**What this task involves**
The exercise asks for every line of the data to be reproduced exactly.

===== Given data

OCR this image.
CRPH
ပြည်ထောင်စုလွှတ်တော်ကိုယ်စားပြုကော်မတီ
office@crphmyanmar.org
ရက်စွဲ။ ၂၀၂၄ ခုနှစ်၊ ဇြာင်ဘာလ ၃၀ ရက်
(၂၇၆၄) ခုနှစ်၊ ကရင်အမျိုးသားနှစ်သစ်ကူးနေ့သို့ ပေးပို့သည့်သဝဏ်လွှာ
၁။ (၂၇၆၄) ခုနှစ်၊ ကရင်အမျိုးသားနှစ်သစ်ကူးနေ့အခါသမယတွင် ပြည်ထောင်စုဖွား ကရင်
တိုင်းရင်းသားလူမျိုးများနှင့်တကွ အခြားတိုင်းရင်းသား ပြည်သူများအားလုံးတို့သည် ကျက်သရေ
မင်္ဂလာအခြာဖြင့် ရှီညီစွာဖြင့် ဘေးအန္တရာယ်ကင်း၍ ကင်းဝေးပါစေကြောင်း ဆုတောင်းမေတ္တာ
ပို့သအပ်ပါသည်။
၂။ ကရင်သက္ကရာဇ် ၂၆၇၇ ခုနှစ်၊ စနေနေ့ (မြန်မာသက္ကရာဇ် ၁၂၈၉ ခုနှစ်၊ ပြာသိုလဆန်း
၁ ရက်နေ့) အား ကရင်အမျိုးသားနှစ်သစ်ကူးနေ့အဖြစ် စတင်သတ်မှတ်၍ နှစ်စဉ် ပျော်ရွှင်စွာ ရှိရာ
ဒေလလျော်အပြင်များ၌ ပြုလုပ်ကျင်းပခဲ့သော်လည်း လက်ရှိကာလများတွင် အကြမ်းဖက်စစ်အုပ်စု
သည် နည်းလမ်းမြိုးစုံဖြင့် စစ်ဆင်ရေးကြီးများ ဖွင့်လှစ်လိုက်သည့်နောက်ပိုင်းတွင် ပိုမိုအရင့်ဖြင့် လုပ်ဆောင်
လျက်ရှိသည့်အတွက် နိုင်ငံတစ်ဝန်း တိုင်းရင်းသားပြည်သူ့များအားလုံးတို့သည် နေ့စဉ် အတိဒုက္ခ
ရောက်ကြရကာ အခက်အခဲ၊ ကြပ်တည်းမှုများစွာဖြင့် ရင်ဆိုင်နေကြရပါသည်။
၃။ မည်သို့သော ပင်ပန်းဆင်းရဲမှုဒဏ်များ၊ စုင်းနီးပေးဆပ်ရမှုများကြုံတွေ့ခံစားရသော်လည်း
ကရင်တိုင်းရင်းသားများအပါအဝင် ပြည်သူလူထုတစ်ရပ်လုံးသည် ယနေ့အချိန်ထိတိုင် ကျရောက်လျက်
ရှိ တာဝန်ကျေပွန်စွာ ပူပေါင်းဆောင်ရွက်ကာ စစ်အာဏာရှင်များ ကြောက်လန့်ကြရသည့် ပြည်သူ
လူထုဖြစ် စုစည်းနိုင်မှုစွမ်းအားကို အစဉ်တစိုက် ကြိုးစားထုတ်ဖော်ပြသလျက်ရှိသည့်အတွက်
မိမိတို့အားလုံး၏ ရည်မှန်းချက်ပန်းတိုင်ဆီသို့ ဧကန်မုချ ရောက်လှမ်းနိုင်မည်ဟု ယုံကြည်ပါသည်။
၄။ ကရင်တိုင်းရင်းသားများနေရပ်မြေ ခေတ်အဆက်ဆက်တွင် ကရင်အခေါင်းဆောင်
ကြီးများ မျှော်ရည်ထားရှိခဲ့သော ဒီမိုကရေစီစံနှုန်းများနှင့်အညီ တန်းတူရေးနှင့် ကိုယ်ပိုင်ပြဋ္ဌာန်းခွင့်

==========

**Task output**
OCR this image.
CRPH
ပြည်ထောင်စုလွှတ်တော်ကိုယ်စားပြုကော်မတီ
office@crphmyanmar.org
ရက်စွဲ။ ၂၀၂၄ ခုနှစ်၊ ဇြာင်ဘာလ ၃၀ ရက်
(၂၇၆၄) ခုနှစ်၊ ကရင်အမျိုးသားနှစ်သစ်ကူးနေ့သို့ ပေးပို့သည့်သဝဏ်လွှာ
၁။ (၂၇၆၄) ခုနှစ်၊ ကရင်အမျိုးသားနှစ်သစ်ကူးနေ့အခါသမယတွင် ပြည်ထောင်စုဖွား ကရင်
တိုင်းရင်းသားလူမျိုးများနှင့်တကွ အခြားတိုင်းရင်းသား ပြည်သူများအားလုံးတို့သည် ကျက်သရေ
မင်္ဂလာအခြာဖြင့် ရှီညီစွာဖြင့် ဘေးအန္တရာယ်ကင်း၍ ကင်းဝေးပါစေကြောင်း ဆုတောင်းမေတ္တာ
ပို့သအပ်ပါသည်။
၂။ ကရင်သက္ကရာဇ် ၂၆၇၇ ခုနှစ်၊ စနေနေ့ (မြန်မာသက္ကရာဇ် ၁၂၈၉ ခုနှစ်၊ ပြာသိုလဆန်း
၁ ရက်နေ့) အား ကရင်အမျိုးသားနှစ်သစ်ကူးနေ့အဖြစ် စတင်သတ်မှတ်၍ နှစ်စဉ် ပျော်ရွှင်စွာ ရှိရာ
ဒေလလျော်အပြင်များ၌ ပြုလုပ်ကျင်းပခဲ့သော်လည်း လက်ရှိကာလများတွင် အကြမ်းဖက်စစ်အုပ်စု
သည် နည်းလမ်းမြိုးစုံဖြင့် စစ်ဆင်ရေးကြီးများ ဖွင့်လှစ်လိုက်သည့်နောက်ပိုင်းတွင် ပိုမိုအရင့်ဖြင့် လုပ်ဆောင်
လျက်ရှိသည့်အတွက် နိုင်ငံတစ်ဝန်း တိုင်းရင်းသားပြည်သူ့များအားလုံးတို့သည် နေ့စဉ် အတိဒုက္ခ
ရောက်ကြရကာ အခက်အခဲ၊ ကြပ်တည်းမှုများစွာဖြင့် ရင်ဆိုင်နေကြရပါသည်။
၃။ မည်သို့သော ပင်ပန်းဆင်းရဲမှုဒဏ်များ၊ စုင်းနီးပေးဆပ်ရမှုများကြုံတွေ့ခံစားရသော်လည်း
ကရင်တိုင်းရင်းသားများအပါအဝင် ပြည်သူလူထုတစ်ရပ်လုံးသည် ယနေ့အချိန်ထိတိုင် ကျရောက်လျက်
ရှိ တာဝန်ကျေပွန်စွာ ပူပေါင်းဆောင်ရွက်ကာ စစ်အာဏာရှင်များ ကြောက်လန့်ကြရသည့် ပြည်သူ
လူထုဖြစ် စုစည်းနိုင်မှုစွမ်းအားကို အစဉ်တစိုက် ကြိုးစားထုတ်ဖော်ပြသလျက်ရှိသည့်အတွက်
မိမိတို့အားလုံး၏ ရည်မှန်းချက်ပန်းတိုင်ဆီသို့ ဧကန်မုချ ရောက်လှမ်းနိုင်မည်ဟု ယုံကြည်ပါသည်။
၄။ ကရင်တိုင်းရင်းသားများနေရပ်မြေ ခေတ်အဆက်ဆက်တွင် ကရင်အခေါင်းဆောင်
ကြီးများ မျှော်ရည်ထားရှိခဲ့သော ဒီမိုကရေစီစံနှုန်းများနှင့်အညီ တန်းတူရေးနှင့် ကိုယ်ပိုင်ပြဋ္ဌာန်းခွင့်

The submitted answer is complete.